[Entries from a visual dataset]
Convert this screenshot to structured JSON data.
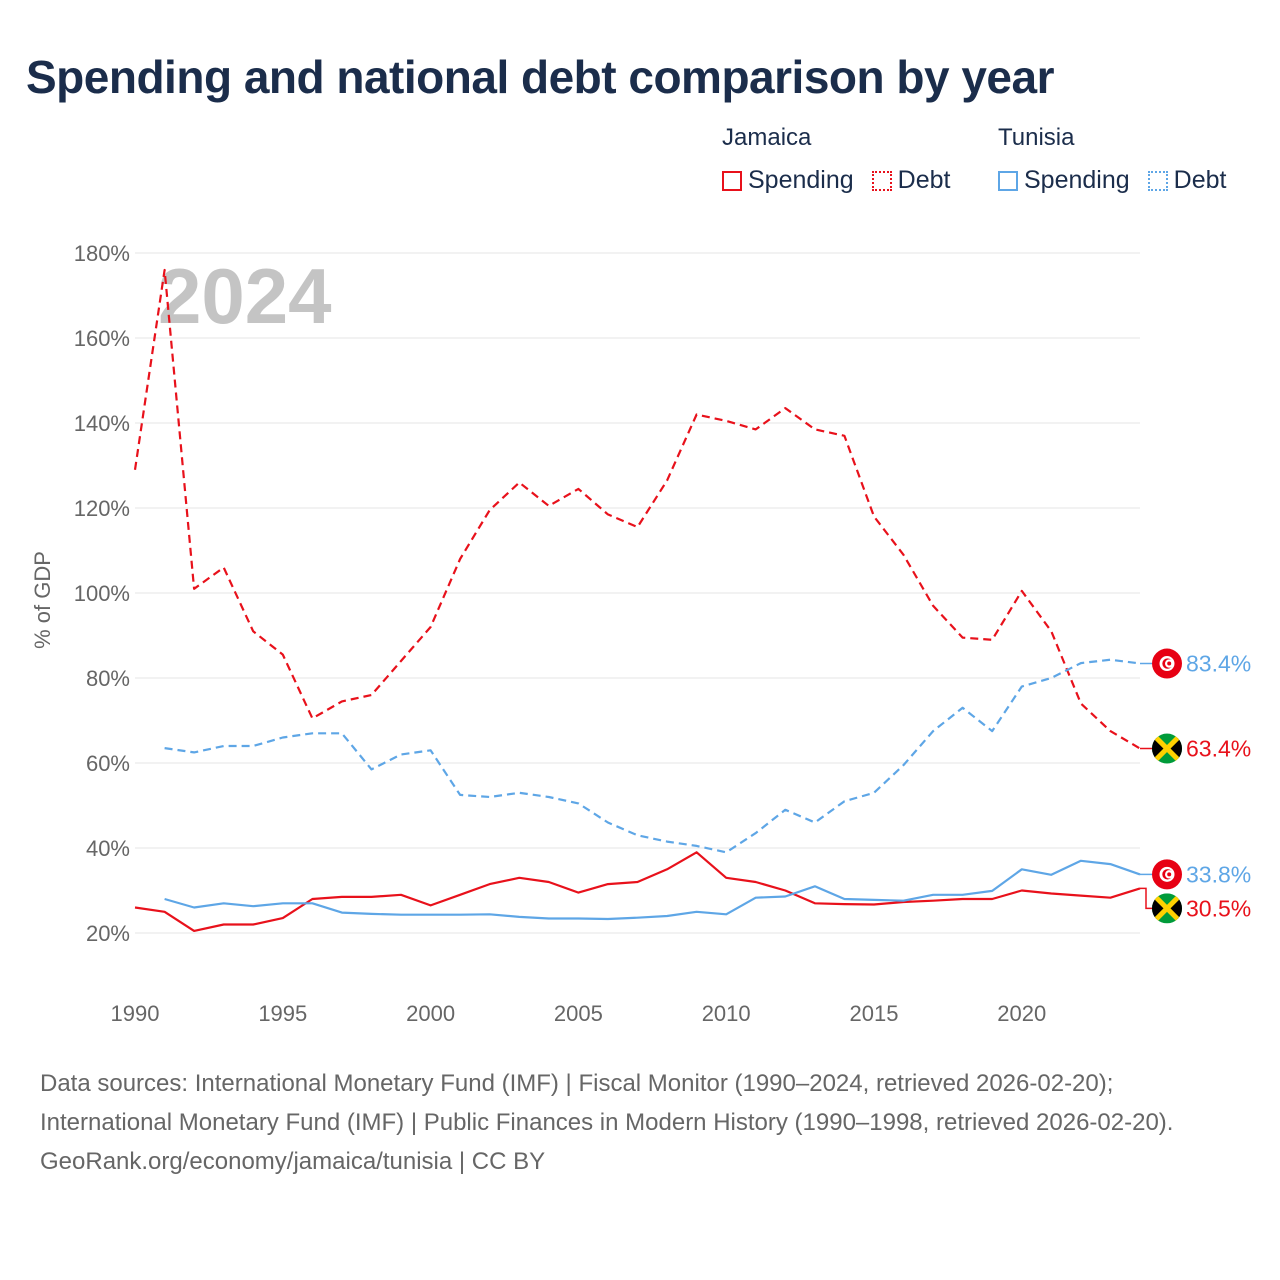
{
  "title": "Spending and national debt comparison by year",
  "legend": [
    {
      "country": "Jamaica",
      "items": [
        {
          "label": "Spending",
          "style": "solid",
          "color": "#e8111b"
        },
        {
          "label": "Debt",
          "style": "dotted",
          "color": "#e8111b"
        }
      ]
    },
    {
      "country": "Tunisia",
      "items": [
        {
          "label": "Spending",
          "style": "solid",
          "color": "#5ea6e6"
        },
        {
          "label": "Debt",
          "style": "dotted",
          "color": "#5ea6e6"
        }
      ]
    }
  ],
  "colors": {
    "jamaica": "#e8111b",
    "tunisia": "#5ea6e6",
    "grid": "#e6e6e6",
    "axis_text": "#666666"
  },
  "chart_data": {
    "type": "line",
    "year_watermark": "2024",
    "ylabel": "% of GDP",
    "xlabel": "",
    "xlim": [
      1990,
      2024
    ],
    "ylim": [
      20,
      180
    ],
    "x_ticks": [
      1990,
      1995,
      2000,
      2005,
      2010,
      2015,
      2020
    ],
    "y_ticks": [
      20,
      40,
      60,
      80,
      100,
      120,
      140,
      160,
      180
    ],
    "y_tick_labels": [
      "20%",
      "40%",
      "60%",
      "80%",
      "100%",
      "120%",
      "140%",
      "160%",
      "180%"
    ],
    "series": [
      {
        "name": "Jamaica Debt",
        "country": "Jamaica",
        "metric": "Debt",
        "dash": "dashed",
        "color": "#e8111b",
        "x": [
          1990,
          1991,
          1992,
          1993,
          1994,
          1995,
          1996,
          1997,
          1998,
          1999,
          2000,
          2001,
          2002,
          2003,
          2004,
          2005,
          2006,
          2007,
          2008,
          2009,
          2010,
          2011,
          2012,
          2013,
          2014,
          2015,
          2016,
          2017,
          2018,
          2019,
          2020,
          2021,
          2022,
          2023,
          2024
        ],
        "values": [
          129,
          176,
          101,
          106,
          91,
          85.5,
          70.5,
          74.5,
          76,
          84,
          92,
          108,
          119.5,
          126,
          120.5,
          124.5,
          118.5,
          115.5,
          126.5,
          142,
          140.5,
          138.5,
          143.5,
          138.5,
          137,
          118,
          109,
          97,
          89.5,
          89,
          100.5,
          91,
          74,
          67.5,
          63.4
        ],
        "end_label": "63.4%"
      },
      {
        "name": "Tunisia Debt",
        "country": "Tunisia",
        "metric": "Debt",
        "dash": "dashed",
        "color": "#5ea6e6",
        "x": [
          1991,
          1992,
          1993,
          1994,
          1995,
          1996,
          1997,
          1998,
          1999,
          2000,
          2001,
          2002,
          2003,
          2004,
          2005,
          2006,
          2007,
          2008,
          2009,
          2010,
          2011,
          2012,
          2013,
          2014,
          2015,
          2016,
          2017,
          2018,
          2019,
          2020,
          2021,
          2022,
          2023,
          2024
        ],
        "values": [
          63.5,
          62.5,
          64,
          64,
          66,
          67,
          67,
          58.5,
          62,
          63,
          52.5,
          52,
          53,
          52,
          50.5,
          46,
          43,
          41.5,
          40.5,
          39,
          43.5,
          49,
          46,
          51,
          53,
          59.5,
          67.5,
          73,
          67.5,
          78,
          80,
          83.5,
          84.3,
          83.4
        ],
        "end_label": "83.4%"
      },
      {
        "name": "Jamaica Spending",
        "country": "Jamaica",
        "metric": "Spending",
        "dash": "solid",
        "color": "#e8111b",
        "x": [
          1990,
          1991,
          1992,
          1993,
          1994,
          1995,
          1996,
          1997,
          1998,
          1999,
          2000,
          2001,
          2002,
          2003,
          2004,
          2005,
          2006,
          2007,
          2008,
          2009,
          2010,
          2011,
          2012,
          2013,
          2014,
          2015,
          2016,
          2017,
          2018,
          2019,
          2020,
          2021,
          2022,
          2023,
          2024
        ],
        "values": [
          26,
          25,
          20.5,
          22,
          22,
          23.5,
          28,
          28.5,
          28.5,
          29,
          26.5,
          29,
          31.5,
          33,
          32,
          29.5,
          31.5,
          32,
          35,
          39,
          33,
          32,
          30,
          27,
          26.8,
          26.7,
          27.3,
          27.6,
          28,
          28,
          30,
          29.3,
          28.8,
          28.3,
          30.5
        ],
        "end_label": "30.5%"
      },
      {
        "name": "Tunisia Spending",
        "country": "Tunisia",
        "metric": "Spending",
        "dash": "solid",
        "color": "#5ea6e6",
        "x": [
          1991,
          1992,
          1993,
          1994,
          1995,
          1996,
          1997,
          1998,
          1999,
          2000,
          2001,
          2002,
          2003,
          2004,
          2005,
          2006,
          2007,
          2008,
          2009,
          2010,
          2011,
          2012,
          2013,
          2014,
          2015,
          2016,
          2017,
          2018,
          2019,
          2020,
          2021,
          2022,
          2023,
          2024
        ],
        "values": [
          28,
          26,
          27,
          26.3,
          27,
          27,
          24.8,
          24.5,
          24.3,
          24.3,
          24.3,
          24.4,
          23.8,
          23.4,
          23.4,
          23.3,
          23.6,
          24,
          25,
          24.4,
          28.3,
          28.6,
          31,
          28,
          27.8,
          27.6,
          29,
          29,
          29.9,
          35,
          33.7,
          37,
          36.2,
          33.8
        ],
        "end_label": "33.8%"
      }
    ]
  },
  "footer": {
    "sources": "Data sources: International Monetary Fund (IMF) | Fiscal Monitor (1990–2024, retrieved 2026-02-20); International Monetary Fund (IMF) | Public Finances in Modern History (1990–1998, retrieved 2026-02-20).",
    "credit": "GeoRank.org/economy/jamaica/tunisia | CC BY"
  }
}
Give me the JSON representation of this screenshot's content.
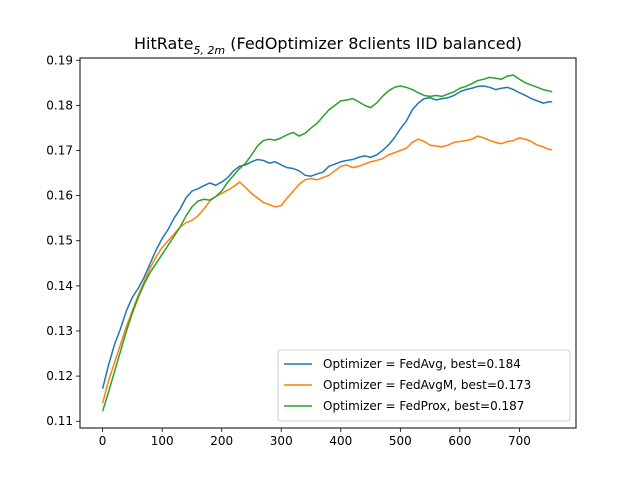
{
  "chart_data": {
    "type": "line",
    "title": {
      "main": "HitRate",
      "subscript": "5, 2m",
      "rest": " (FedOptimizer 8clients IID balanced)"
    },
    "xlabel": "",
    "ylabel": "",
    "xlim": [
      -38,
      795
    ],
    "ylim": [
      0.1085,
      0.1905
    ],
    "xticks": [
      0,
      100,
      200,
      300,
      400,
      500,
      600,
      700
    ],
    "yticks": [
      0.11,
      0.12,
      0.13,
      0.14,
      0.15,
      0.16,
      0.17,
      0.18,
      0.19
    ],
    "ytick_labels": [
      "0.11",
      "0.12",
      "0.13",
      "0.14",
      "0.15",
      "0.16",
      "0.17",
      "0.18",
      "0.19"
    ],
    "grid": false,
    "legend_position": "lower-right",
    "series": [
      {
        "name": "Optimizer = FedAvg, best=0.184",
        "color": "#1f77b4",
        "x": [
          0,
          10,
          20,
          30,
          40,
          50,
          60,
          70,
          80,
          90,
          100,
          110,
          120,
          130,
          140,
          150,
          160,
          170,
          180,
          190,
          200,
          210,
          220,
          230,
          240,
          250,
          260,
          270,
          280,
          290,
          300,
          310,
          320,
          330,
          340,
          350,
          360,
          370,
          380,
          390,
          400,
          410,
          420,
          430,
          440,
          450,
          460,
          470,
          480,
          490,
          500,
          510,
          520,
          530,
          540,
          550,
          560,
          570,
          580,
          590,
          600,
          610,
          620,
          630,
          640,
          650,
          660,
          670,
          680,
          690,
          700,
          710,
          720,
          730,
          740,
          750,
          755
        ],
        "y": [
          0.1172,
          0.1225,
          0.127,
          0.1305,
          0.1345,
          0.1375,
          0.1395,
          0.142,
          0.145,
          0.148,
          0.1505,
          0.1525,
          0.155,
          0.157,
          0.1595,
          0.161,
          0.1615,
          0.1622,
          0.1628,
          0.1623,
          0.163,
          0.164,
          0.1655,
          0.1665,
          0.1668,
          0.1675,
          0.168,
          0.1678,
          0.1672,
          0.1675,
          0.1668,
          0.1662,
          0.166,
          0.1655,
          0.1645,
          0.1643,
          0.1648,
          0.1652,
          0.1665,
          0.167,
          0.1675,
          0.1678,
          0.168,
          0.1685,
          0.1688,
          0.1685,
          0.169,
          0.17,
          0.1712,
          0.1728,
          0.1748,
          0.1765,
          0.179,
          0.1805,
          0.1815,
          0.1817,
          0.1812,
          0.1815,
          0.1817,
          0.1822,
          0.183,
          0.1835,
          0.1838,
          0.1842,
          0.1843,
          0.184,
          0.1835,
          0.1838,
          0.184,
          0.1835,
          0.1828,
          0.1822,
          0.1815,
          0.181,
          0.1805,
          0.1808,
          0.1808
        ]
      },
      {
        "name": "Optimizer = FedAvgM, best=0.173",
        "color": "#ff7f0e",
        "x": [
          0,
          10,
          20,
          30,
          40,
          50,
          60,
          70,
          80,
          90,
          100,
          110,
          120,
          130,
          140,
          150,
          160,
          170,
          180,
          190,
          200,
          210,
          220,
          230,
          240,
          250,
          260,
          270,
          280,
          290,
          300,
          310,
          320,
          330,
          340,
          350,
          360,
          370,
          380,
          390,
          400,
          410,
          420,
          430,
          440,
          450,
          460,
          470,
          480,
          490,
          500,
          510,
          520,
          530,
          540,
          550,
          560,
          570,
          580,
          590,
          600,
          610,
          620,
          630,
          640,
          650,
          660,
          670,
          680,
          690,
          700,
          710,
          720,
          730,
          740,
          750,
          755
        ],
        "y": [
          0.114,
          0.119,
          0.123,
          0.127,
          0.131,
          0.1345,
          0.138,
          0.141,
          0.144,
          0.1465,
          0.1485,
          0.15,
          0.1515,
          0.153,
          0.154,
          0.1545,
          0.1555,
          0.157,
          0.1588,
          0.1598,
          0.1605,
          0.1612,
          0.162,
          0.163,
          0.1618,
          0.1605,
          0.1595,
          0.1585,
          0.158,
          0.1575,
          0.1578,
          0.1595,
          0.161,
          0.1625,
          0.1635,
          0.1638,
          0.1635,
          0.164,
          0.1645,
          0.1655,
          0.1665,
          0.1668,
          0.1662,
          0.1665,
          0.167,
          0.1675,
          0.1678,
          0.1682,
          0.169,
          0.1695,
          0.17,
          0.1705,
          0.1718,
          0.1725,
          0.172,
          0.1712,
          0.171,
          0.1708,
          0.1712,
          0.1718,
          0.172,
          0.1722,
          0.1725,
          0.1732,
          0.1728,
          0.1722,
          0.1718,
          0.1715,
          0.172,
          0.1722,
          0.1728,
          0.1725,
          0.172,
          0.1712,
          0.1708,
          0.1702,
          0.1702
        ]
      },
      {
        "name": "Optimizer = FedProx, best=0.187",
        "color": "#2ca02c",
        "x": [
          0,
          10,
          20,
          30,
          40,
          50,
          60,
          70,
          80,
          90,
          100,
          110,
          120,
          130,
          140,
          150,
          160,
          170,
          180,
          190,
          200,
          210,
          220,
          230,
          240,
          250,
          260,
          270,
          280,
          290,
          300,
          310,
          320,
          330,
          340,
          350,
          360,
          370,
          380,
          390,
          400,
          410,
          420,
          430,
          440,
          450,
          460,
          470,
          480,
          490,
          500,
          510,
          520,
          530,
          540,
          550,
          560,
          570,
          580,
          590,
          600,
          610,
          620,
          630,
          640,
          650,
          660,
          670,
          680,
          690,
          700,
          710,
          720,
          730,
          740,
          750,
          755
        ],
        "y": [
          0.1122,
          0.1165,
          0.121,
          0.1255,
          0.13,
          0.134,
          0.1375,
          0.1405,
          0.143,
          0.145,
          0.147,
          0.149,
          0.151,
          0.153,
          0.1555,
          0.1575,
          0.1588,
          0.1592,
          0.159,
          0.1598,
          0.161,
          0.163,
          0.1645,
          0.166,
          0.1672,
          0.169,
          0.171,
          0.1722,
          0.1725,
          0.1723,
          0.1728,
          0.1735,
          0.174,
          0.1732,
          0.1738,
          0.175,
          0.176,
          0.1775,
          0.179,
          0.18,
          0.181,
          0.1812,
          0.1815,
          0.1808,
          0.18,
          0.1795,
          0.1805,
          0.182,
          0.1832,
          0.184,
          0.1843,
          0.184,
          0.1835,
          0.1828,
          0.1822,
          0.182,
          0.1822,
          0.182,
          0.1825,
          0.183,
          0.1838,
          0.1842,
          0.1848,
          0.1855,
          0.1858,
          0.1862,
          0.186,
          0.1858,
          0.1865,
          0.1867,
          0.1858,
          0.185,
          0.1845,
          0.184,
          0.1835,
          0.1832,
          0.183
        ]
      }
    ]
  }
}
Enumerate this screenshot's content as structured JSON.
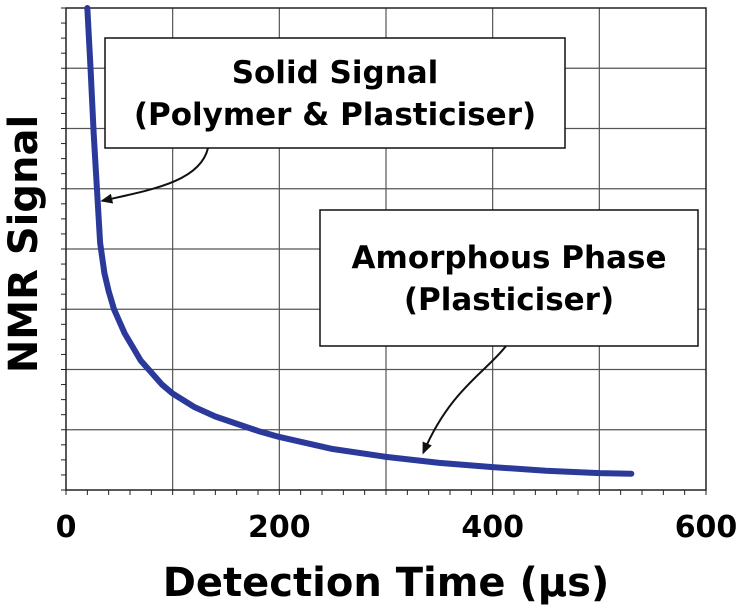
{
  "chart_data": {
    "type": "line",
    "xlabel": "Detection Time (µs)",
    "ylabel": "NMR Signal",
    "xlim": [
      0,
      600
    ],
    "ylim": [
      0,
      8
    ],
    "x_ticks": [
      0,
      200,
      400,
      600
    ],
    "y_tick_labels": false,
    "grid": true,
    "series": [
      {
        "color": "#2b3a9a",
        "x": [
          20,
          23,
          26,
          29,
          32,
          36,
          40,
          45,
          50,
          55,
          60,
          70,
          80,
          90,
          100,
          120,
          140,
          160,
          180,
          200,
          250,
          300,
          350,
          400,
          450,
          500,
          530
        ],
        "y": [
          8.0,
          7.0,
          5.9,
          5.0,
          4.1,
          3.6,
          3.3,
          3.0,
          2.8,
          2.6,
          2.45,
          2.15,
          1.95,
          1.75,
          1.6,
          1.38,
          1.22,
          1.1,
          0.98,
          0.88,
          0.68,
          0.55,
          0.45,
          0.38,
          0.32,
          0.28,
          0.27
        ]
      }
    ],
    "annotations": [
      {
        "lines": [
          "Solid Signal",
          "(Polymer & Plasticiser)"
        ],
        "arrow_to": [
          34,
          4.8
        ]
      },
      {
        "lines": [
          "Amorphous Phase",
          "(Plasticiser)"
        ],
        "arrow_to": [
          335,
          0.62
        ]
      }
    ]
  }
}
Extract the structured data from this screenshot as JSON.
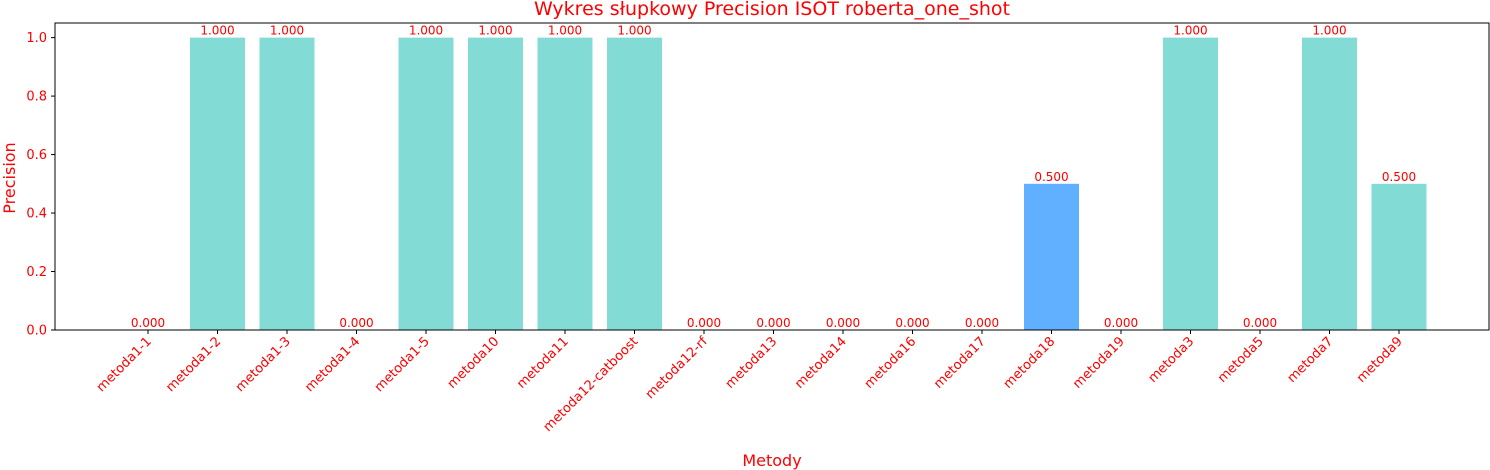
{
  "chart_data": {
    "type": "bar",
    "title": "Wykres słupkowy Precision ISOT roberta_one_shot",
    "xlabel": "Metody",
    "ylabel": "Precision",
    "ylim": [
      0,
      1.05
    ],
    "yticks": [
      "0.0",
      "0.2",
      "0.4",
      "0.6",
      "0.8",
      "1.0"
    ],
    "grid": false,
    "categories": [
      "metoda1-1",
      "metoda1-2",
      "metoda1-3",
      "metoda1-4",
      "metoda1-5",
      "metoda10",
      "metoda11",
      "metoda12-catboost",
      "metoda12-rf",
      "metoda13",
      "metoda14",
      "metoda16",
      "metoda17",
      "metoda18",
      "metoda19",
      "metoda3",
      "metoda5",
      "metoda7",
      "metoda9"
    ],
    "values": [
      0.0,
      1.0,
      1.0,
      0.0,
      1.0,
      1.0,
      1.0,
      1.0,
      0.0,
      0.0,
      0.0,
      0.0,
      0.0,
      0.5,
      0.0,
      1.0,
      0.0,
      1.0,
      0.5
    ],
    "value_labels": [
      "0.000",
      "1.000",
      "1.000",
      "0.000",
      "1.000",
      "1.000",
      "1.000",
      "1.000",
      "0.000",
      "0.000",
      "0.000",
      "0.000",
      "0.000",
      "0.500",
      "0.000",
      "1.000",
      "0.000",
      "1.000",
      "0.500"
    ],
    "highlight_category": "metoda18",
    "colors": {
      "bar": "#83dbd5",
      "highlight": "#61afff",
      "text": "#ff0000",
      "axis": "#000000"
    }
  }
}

▶ [WORK TO COMPLETE] Pull out all lines of the data with the string "Precision".

▶ [THE SOLUTION]
    "title": "Wykres słupkowy Precision ISOT roberta_one_shot",
    "ylabel": "Precision",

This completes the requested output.